RAW DATA:
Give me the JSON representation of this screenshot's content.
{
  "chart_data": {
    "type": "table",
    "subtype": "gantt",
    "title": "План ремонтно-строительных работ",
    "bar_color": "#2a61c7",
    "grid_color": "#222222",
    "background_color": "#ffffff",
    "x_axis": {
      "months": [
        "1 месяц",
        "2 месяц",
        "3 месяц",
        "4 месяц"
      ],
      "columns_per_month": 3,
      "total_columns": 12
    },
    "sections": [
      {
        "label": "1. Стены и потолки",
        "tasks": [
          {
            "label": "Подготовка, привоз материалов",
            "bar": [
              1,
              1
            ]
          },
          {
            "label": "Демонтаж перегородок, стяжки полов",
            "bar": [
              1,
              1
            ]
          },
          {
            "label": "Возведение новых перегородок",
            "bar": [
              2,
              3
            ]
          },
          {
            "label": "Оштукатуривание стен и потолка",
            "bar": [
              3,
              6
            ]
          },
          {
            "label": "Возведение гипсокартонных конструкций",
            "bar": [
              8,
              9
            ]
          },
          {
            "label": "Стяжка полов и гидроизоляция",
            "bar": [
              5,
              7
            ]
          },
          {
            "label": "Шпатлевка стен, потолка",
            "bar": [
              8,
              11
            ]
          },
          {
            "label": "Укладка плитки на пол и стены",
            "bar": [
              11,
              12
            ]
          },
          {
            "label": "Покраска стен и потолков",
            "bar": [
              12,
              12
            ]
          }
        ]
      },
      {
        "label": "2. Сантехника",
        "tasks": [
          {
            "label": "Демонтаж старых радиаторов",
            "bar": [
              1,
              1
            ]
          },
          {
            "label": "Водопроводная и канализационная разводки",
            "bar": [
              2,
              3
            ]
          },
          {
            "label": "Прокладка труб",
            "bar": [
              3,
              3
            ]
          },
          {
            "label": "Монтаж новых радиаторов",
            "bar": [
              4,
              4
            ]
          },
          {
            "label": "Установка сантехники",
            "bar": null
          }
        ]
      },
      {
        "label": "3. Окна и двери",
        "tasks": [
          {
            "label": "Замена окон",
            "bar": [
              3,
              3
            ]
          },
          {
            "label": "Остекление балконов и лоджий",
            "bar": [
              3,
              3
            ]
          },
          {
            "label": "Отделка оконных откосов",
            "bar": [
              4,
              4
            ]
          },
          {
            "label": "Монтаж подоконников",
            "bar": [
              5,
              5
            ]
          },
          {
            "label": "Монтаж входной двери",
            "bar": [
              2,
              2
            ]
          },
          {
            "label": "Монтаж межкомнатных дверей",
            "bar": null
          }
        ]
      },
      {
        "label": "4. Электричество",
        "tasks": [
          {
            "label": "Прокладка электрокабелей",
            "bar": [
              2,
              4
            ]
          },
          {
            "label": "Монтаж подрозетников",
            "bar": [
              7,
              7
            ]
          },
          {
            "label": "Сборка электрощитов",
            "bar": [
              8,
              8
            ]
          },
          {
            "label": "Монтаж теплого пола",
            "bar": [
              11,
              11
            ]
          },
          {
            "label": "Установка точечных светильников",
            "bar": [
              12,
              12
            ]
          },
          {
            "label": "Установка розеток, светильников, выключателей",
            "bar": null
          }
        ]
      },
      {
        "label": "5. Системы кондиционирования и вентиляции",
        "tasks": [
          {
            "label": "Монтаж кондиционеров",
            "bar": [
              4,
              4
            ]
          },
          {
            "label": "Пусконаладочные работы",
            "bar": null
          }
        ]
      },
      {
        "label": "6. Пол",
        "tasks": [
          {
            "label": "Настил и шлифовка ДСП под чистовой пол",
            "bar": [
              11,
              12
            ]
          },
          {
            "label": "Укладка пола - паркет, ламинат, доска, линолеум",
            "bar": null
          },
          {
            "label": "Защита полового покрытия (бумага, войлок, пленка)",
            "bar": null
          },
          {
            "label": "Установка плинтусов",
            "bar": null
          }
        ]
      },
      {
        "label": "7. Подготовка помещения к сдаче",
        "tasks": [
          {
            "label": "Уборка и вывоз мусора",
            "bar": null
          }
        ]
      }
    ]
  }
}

TASK OBJECTIVE: Write out all records exactly, keeping every detail.

EXPECTED ANSWER:
Give me the JSON representation of this screenshot's content.
{
  "chart_data": {
    "type": "table",
    "subtype": "gantt",
    "title": "План ремонтно-строительных работ",
    "bar_color": "#2a61c7",
    "grid_color": "#222222",
    "background_color": "#ffffff",
    "x_axis": {
      "months": [
        "1 месяц",
        "2 месяц",
        "3 месяц",
        "4 месяц"
      ],
      "columns_per_month": 3,
      "total_columns": 12
    },
    "sections": [
      {
        "label": "1. Стены и потолки",
        "tasks": [
          {
            "label": "Подготовка, привоз материалов",
            "bar": [
              1,
              1
            ]
          },
          {
            "label": "Демонтаж перегородок, стяжки полов",
            "bar": [
              1,
              1
            ]
          },
          {
            "label": "Возведение новых перегородок",
            "bar": [
              2,
              3
            ]
          },
          {
            "label": "Оштукатуривание стен и потолка",
            "bar": [
              3,
              6
            ]
          },
          {
            "label": "Возведение гипсокартонных конструкций",
            "bar": [
              8,
              9
            ]
          },
          {
            "label": "Стяжка полов и гидроизоляция",
            "bar": [
              5,
              7
            ]
          },
          {
            "label": "Шпатлевка стен, потолка",
            "bar": [
              8,
              11
            ]
          },
          {
            "label": "Укладка плитки на пол и стены",
            "bar": [
              11,
              12
            ]
          },
          {
            "label": "Покраска стен и потолков",
            "bar": [
              12,
              12
            ]
          }
        ]
      },
      {
        "label": "2. Сантехника",
        "tasks": [
          {
            "label": "Демонтаж старых радиаторов",
            "bar": [
              1,
              1
            ]
          },
          {
            "label": "Водопроводная и канализационная разводки",
            "bar": [
              2,
              3
            ]
          },
          {
            "label": "Прокладка труб",
            "bar": [
              3,
              3
            ]
          },
          {
            "label": "Монтаж новых радиаторов",
            "bar": [
              4,
              4
            ]
          },
          {
            "label": "Установка сантехники",
            "bar": null
          }
        ]
      },
      {
        "label": "3. Окна и двери",
        "tasks": [
          {
            "label": "Замена окон",
            "bar": [
              3,
              3
            ]
          },
          {
            "label": "Остекление балконов и лоджий",
            "bar": [
              3,
              3
            ]
          },
          {
            "label": "Отделка оконных откосов",
            "bar": [
              4,
              4
            ]
          },
          {
            "label": "Монтаж подоконников",
            "bar": [
              5,
              5
            ]
          },
          {
            "label": "Монтаж входной двери",
            "bar": [
              2,
              2
            ]
          },
          {
            "label": "Монтаж межкомнатных дверей",
            "bar": null
          }
        ]
      },
      {
        "label": "4. Электричество",
        "tasks": [
          {
            "label": "Прокладка электрокабелей",
            "bar": [
              2,
              4
            ]
          },
          {
            "label": "Монтаж подрозетников",
            "bar": [
              7,
              7
            ]
          },
          {
            "label": "Сборка электрощитов",
            "bar": [
              8,
              8
            ]
          },
          {
            "label": "Монтаж теплого пола",
            "bar": [
              11,
              11
            ]
          },
          {
            "label": "Установка точечных светильников",
            "bar": [
              12,
              12
            ]
          },
          {
            "label": "Установка розеток, светильников, выключателей",
            "bar": null
          }
        ]
      },
      {
        "label": "5. Системы кондиционирования и вентиляции",
        "tasks": [
          {
            "label": "Монтаж кондиционеров",
            "bar": [
              4,
              4
            ]
          },
          {
            "label": "Пусконаладочные работы",
            "bar": null
          }
        ]
      },
      {
        "label": "6. Пол",
        "tasks": [
          {
            "label": "Настил и шлифовка ДСП под чистовой пол",
            "bar": [
              11,
              12
            ]
          },
          {
            "label": "Укладка пола - паркет, ламинат, доска, линолеум",
            "bar": null
          },
          {
            "label": "Защита полового покрытия (бумага, войлок, пленка)",
            "bar": null
          },
          {
            "label": "Установка плинтусов",
            "bar": null
          }
        ]
      },
      {
        "label": "7. Подготовка помещения к сдаче",
        "tasks": [
          {
            "label": "Уборка и вывоз мусора",
            "bar": null
          }
        ]
      }
    ]
  }
}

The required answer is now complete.